— Start —

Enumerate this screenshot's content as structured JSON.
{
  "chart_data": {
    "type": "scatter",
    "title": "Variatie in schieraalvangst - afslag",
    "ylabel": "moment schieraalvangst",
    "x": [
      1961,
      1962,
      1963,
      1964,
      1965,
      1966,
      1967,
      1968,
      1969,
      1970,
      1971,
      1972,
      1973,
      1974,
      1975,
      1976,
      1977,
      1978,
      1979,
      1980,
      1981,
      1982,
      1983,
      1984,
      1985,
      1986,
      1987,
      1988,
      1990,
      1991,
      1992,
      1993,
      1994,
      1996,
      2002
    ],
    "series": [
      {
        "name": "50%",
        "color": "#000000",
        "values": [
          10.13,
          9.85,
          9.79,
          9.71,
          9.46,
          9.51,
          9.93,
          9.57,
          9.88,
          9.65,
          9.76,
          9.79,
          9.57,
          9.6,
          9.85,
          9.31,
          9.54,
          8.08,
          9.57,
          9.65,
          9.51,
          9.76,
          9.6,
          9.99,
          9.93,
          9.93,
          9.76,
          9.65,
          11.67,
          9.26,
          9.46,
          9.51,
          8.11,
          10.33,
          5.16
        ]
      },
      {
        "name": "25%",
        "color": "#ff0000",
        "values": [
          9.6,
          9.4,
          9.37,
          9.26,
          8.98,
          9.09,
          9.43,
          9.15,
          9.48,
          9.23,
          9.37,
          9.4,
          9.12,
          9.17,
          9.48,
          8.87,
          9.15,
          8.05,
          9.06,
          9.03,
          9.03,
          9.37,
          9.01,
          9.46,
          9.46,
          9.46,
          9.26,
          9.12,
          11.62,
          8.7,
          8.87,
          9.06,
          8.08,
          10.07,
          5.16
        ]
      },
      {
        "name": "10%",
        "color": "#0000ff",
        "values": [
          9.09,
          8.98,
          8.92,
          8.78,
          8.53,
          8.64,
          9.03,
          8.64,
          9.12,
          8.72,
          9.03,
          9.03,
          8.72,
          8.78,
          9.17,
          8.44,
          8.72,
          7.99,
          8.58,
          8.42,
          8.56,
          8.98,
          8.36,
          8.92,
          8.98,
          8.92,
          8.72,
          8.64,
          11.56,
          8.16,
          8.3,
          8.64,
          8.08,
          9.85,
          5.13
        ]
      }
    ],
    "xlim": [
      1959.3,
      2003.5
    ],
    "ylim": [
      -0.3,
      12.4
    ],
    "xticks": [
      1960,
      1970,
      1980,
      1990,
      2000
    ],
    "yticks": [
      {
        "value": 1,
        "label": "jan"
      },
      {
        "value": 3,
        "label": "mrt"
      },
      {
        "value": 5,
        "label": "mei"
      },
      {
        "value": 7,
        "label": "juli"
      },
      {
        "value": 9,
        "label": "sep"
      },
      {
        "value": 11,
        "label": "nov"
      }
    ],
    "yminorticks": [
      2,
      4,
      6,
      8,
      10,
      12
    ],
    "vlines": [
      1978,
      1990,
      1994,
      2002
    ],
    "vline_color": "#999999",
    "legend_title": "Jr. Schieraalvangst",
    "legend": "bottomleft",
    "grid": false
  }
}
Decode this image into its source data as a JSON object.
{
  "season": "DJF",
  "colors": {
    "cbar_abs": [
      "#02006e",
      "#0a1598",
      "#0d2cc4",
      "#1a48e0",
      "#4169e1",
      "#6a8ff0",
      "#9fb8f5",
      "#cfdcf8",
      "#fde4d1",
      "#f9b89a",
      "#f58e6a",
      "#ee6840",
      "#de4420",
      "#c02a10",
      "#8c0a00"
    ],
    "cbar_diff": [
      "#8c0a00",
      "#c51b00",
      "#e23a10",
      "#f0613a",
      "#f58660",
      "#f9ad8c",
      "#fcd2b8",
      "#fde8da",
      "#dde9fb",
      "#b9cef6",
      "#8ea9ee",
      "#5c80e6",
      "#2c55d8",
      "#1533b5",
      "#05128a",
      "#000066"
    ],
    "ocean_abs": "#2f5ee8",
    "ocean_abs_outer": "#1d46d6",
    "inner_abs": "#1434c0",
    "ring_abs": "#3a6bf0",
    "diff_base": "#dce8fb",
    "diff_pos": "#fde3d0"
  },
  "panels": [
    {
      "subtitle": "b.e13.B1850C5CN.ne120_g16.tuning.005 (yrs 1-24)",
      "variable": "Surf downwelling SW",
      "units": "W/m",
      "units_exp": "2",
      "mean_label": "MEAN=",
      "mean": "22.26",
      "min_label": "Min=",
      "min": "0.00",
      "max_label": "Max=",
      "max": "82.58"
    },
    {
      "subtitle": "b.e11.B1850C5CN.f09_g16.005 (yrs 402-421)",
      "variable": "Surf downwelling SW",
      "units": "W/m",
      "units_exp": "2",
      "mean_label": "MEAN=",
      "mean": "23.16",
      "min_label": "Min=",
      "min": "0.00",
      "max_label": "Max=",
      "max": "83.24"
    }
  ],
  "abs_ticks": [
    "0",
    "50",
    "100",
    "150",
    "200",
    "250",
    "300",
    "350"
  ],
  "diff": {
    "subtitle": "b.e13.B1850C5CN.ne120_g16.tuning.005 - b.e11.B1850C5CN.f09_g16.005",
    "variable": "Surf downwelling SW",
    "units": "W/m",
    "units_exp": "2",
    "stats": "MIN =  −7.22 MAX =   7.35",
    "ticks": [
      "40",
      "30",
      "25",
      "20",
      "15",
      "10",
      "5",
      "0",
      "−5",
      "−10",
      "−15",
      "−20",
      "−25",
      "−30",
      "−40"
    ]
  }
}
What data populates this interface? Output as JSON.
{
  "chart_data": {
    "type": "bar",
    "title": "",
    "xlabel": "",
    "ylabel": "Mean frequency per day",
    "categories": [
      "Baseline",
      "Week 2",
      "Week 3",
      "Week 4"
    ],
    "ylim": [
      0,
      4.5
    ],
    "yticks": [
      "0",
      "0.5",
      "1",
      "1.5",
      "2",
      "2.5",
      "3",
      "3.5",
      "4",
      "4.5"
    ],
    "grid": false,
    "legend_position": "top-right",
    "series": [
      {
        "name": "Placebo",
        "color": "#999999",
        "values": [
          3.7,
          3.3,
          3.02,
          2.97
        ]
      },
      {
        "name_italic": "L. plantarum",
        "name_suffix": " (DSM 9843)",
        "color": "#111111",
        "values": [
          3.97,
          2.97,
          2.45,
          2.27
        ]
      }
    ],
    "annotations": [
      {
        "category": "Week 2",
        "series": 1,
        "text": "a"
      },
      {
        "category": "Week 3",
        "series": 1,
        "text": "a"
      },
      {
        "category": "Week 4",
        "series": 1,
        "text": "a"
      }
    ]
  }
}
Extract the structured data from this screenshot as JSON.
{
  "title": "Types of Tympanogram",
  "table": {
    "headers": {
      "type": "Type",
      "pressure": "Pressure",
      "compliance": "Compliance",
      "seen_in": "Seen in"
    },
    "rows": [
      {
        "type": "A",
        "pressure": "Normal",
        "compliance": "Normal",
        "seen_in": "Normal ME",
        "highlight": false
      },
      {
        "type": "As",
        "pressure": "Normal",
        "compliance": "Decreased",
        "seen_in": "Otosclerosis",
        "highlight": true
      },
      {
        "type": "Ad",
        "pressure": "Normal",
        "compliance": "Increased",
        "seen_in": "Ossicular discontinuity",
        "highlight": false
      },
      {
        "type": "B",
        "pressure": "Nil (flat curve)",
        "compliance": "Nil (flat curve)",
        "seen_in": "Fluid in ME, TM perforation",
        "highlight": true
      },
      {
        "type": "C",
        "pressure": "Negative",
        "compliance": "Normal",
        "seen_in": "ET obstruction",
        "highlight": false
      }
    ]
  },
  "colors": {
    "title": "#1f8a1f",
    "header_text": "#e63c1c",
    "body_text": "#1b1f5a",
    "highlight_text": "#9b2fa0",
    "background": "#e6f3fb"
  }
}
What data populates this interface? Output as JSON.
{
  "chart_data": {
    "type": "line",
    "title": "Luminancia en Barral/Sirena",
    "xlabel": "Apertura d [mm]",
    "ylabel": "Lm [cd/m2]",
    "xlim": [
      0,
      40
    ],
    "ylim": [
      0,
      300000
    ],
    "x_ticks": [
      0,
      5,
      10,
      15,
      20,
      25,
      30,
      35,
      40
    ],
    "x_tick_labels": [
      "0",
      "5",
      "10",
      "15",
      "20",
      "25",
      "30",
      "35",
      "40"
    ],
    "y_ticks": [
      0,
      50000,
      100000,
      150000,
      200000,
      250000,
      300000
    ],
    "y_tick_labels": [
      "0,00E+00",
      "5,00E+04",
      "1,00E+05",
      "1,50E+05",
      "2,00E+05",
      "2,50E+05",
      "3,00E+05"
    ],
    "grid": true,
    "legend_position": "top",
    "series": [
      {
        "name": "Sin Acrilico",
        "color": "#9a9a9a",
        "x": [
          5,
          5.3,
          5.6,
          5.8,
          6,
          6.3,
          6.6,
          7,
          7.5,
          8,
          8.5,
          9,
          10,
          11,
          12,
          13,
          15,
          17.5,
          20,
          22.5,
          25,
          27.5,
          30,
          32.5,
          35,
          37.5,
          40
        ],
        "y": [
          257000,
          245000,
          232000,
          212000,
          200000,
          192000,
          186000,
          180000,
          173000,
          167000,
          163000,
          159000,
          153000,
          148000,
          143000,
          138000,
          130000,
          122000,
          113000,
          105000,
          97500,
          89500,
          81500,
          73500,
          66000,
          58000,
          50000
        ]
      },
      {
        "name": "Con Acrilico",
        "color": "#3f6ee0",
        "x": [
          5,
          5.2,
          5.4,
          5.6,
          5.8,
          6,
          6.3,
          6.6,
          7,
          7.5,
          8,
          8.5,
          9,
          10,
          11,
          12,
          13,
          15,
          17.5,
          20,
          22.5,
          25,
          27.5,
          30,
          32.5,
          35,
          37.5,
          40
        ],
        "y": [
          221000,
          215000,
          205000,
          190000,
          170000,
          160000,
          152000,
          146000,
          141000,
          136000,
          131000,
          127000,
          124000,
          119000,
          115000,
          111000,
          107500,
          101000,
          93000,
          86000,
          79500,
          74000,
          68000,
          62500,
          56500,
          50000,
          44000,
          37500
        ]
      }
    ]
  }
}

— End —

### EXERCISE PROMPT
Provide the count, and nothing else, of lines in the data above where the word "structured" occurs.

### WRITTEN ANSWER
2